Short problem A: Rewrite the listing starting with the line that contains "UI element localization: list" and going on through the line that contains "svg-text:Boston Police: Boston", putting "Public Facilities" wherever "Public Works" appears and changing nothing else.

Excerpt to read:
# my ar-15



## devildogandboy (May 12, 2014)

new guy here and wanted to try posting pics, so here's some(hopefully) of my ar that I assembled.




charging handle and upper/lower receivers are Aero-Precision

A-2 stock ass., trigger guard and lpk is RockRiverArms

20" fluted barrel, bolt, gas block, gas tube and free float forend is WinhamWeaponry

bolt carrier is DPMS

bi-pod is Blackhawk 6-9"


----------



## hassell (Feb 9, 2010)

Nice, thanks for sharing.


----------



## sneakygroundbuzzard (Nov 1, 2012)

lots of good parts in that one

but best of all, its an evil black one


----------



## youngdon (Mar 10, 2010)

Nice gun Bruce !


----------



## fr3db3ar (Aug 6, 2011)

Nice gun

Sent from somewhere in the space time continuum.


----------



## Beta (Mar 3, 2014)

Looks pretty custom! Ready for some time in the field!


----------



## dwtrees (Mar 5, 2012)

Sweet. What optics on on that one?


----------



## devildogandboy (May 12, 2014)

thanks guys for the nice words. as always I left something out, the scope is an Millett TRS-1(4x16x50).

Bruce


----------



## knapper (Feb 5, 2010)

Looks like a good build to me.


----------



## Donho (Apr 17, 2014)

Good looking instrument of death


----------

Short problem B:
Answer these questions about the AR-15 build thread:
(i) Which company made the bolt carrier?
(ii) What scope is mounted on the rifle?
(iii) How long is the barrel?

[Stored records]
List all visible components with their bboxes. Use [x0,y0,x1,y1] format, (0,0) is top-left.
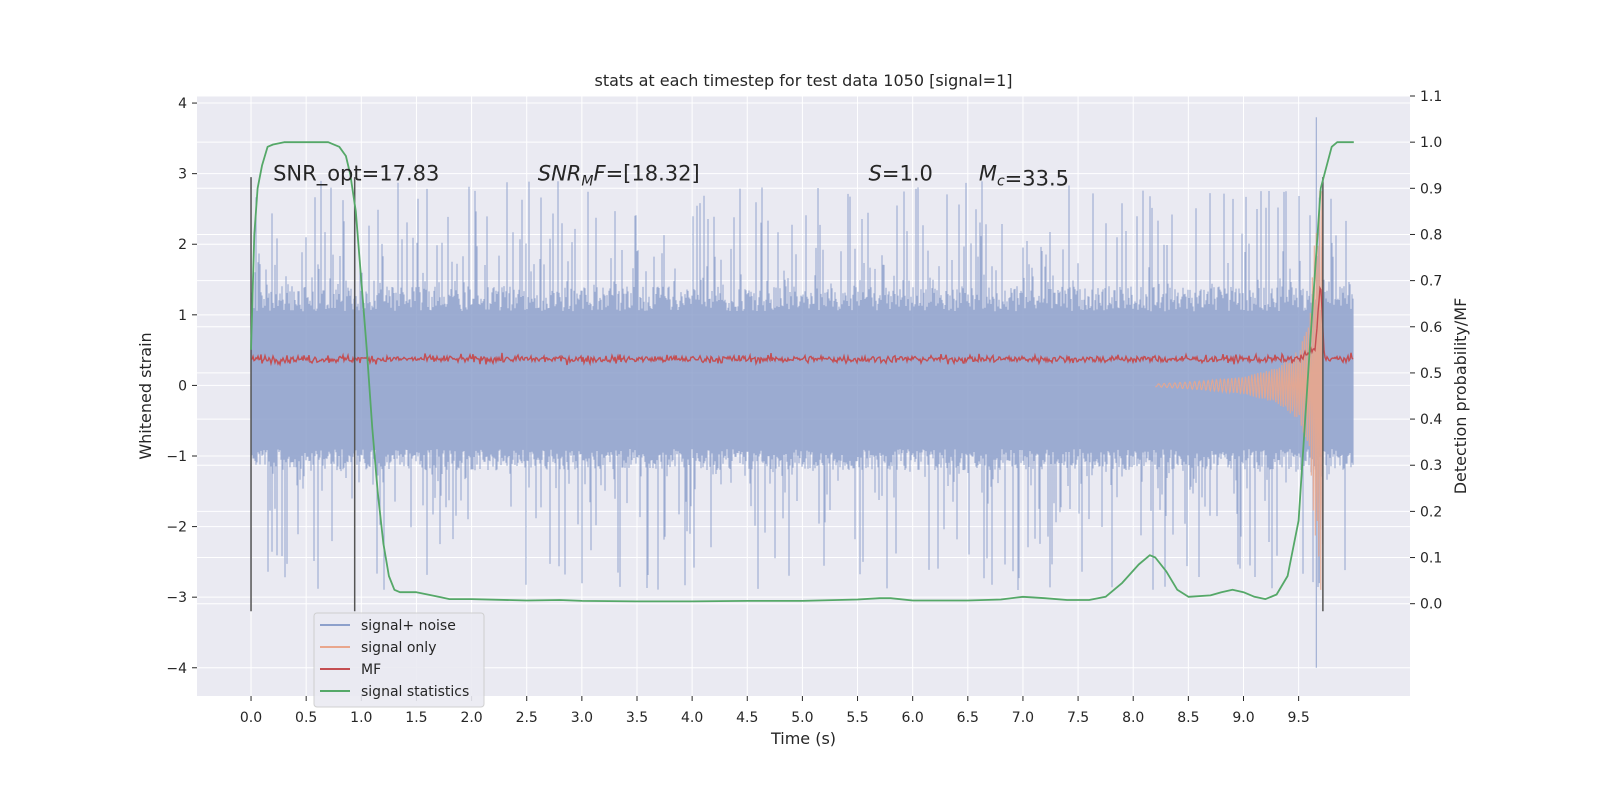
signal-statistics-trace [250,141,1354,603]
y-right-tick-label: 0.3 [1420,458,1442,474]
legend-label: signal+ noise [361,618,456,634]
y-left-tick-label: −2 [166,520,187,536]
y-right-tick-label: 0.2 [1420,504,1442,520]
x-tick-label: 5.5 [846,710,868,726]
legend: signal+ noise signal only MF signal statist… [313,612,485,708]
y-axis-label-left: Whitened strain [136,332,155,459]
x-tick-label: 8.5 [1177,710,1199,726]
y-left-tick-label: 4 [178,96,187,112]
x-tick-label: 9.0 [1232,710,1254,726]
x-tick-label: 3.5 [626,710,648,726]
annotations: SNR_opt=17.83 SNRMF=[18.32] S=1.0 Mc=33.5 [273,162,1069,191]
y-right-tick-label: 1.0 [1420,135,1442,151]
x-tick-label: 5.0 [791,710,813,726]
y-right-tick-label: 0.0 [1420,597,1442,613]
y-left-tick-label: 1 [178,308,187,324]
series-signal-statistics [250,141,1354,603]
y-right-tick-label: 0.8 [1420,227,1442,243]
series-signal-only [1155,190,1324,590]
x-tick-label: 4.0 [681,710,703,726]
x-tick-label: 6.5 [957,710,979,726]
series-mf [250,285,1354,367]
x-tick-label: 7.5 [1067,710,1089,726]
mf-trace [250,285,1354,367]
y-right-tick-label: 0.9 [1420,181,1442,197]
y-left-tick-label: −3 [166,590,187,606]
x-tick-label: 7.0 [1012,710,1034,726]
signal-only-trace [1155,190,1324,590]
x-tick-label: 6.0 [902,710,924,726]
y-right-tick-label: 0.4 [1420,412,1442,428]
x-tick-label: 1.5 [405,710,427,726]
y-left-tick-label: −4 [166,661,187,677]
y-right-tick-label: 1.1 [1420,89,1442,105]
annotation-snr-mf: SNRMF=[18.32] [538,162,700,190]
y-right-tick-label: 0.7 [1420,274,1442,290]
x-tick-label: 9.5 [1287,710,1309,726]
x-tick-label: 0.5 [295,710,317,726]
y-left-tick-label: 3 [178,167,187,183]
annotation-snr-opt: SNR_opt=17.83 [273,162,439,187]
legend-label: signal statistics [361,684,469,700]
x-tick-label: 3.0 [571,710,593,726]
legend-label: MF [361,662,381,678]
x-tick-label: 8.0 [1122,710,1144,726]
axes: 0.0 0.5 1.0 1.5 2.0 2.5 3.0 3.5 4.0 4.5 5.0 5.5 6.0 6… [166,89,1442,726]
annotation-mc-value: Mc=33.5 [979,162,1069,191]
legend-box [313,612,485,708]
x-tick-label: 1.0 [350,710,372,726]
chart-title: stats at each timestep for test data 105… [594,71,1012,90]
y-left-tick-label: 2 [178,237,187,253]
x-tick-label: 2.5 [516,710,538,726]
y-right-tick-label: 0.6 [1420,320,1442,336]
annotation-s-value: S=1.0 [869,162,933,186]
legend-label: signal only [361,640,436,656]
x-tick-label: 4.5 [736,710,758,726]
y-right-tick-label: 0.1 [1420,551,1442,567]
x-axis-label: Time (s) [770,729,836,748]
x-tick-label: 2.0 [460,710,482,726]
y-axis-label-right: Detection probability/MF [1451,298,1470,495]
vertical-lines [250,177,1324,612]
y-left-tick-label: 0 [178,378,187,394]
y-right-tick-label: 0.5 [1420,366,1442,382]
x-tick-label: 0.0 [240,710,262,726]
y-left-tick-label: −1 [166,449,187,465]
---
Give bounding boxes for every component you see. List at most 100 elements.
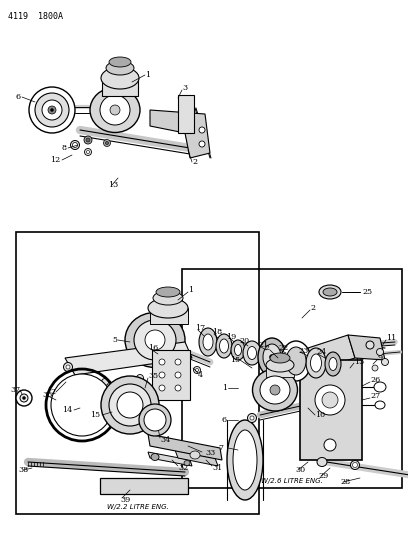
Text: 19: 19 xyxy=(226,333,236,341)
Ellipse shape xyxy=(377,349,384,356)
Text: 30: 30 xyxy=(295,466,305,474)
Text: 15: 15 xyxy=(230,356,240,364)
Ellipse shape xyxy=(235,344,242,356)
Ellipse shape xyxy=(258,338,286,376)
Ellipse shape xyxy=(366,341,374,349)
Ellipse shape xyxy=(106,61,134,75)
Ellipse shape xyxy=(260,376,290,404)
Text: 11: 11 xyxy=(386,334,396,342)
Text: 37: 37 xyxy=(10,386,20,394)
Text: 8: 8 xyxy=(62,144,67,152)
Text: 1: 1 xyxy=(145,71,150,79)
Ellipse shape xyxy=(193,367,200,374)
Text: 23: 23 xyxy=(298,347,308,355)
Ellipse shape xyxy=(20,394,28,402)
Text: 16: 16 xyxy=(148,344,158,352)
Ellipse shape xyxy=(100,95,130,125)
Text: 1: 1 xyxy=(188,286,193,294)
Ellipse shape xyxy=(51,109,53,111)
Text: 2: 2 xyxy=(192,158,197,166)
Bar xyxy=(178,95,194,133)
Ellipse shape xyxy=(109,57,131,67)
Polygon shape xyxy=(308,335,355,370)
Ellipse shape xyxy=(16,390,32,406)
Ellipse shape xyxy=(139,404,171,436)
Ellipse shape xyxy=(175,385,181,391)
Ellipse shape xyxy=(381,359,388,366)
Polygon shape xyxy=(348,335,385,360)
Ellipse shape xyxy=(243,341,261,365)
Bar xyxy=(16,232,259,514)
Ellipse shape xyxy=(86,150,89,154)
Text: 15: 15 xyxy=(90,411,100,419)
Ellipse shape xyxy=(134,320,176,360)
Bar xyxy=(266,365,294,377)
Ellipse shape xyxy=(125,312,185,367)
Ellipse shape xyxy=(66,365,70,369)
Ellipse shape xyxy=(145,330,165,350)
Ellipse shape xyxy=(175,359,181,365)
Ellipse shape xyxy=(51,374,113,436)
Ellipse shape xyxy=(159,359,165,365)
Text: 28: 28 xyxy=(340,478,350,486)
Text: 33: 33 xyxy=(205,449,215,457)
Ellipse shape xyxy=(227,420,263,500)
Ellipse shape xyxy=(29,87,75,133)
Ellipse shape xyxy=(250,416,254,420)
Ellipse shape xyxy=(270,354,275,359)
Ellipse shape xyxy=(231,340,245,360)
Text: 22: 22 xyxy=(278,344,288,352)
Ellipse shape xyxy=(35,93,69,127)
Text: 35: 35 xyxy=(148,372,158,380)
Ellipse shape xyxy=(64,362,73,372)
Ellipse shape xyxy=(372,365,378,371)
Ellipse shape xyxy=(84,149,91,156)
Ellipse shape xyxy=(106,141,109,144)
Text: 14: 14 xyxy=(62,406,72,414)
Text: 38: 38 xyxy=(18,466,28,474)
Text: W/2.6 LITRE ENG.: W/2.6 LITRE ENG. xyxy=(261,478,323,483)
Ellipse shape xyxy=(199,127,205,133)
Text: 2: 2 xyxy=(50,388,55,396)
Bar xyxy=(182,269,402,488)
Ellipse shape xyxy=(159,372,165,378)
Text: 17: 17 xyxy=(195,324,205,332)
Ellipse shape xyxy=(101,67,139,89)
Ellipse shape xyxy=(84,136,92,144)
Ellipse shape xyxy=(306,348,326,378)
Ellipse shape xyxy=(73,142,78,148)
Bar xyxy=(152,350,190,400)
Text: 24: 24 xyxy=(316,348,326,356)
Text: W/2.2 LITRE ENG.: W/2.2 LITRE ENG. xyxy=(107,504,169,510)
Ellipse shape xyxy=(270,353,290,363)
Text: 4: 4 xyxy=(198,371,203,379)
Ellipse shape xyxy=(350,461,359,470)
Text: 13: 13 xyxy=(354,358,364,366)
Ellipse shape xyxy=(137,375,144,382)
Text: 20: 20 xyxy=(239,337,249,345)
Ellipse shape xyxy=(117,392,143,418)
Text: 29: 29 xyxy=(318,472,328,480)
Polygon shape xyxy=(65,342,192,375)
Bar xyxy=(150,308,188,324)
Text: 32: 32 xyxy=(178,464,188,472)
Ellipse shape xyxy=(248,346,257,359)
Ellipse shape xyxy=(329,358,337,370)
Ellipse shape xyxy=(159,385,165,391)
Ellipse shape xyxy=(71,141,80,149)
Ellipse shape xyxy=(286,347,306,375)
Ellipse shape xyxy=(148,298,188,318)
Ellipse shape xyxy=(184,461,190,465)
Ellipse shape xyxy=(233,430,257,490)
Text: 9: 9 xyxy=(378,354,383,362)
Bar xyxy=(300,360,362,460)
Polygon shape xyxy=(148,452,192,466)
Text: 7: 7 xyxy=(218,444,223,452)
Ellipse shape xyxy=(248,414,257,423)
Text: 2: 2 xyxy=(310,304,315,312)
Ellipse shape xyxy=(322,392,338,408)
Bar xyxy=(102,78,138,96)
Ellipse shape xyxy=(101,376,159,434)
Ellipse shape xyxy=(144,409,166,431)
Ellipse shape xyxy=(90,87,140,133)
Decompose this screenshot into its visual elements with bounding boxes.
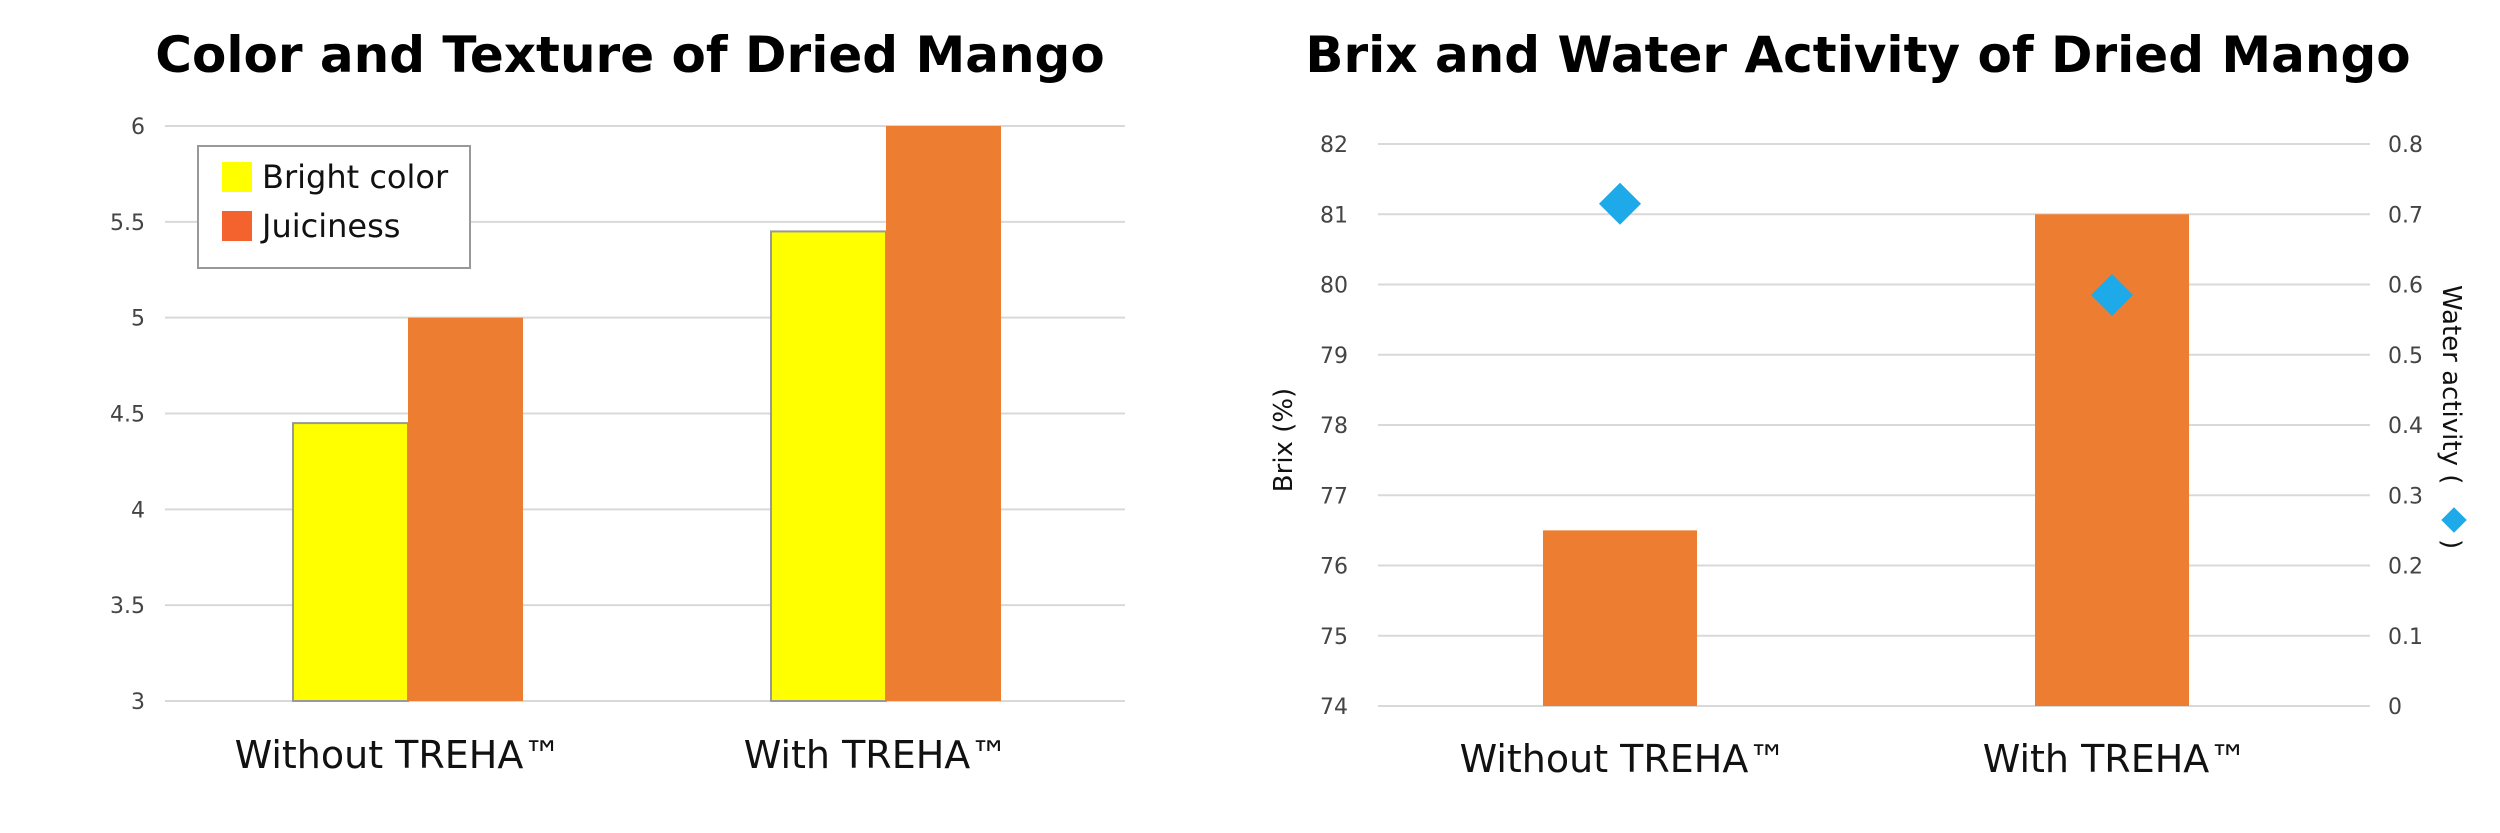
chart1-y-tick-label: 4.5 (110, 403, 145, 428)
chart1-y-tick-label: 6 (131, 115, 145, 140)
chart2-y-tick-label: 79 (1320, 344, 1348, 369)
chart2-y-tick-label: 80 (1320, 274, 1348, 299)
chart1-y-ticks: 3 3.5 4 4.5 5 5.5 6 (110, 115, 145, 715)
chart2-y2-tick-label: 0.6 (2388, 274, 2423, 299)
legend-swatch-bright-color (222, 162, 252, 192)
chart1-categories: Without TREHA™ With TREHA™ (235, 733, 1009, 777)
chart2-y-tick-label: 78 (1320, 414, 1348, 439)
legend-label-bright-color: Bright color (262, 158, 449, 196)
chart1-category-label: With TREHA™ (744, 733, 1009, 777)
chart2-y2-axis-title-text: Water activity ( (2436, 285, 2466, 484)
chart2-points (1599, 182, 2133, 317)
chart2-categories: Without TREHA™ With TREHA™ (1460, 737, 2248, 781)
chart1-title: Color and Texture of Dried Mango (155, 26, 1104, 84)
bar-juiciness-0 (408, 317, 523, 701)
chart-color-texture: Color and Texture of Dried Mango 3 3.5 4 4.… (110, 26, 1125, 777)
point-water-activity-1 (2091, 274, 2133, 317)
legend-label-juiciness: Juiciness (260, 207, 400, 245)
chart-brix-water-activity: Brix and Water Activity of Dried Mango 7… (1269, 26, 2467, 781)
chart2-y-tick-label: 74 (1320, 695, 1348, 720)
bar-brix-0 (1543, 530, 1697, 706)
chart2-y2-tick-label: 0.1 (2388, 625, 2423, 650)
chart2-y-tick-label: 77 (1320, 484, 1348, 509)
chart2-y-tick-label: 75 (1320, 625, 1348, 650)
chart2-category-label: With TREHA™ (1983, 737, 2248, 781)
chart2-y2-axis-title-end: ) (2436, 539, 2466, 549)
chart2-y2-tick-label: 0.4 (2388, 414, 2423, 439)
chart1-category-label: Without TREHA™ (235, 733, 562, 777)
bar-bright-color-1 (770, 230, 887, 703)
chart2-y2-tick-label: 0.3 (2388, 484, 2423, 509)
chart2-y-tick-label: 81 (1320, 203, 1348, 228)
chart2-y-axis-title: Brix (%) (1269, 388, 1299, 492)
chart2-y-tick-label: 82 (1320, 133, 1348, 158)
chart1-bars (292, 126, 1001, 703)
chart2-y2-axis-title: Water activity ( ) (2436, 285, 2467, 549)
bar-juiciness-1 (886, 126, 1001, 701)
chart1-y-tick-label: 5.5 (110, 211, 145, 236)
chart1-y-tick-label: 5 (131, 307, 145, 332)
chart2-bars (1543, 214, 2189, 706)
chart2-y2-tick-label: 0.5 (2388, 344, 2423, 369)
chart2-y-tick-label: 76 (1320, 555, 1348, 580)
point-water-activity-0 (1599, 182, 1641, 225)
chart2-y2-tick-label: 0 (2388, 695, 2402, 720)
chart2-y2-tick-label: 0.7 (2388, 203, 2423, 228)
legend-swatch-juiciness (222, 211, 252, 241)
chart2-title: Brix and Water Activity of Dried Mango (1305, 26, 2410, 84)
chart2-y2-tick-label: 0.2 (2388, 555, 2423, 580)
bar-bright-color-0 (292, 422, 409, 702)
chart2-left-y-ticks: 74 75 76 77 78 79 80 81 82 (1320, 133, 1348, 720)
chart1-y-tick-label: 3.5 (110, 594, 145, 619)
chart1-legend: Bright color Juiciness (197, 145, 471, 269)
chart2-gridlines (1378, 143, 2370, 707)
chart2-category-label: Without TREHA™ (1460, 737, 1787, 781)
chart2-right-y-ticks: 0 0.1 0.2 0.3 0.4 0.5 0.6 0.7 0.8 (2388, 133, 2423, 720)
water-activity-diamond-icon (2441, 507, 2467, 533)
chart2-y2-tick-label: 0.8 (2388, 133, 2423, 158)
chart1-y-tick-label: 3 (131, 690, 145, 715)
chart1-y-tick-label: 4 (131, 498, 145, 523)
==
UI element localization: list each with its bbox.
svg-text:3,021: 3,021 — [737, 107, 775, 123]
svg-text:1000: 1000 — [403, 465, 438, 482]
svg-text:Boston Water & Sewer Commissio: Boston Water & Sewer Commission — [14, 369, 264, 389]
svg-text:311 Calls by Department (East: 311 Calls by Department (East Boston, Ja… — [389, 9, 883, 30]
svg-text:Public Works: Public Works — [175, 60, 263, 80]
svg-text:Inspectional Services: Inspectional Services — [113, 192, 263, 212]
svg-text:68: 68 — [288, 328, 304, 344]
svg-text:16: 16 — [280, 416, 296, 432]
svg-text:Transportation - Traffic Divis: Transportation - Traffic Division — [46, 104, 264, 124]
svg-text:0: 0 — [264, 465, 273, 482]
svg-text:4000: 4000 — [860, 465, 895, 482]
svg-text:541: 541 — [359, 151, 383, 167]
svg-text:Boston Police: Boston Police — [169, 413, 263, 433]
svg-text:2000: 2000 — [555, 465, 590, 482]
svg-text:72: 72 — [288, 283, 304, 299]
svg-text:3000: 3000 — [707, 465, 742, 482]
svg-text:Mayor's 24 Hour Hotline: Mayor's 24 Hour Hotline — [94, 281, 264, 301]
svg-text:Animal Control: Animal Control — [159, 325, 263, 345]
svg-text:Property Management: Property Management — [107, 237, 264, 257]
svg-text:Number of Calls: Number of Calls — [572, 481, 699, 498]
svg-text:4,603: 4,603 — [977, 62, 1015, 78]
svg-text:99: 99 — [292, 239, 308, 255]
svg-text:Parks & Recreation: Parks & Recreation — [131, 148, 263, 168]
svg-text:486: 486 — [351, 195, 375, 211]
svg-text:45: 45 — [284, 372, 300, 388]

Task result A:
UI element localization: list each with its bbox.
svg-text:3,021: 3,021 — [737, 107, 775, 123]
svg-text:1000: 1000 — [403, 465, 438, 482]
svg-text:Boston Water & Sewer Commissio: Boston Water & Sewer Commission — [14, 369, 264, 389]
svg-text:311 Calls by Department (East: 311 Calls by Department (East Boston, Ja… — [389, 9, 883, 30]
svg-text:Public Facilities: Public Facilities — [175, 60, 263, 80]
svg-text:Inspectional Services: Inspectional Services — [113, 192, 263, 212]
svg-text:68: 68 — [288, 328, 304, 344]
svg-text:16: 16 — [280, 416, 296, 432]
svg-text:Transportation - Traffic Divis: Transportation - Traffic Division — [46, 104, 264, 124]
svg-text:0: 0 — [264, 465, 273, 482]
svg-text:4000: 4000 — [860, 465, 895, 482]
svg-text:541: 541 — [359, 151, 383, 167]
svg-text:Boston Police: Boston Police — [169, 413, 263, 433]

Task result B:
(i) DPMS
(ii) A Millett TRS-1 (4x16x50)
(iii) 20 inches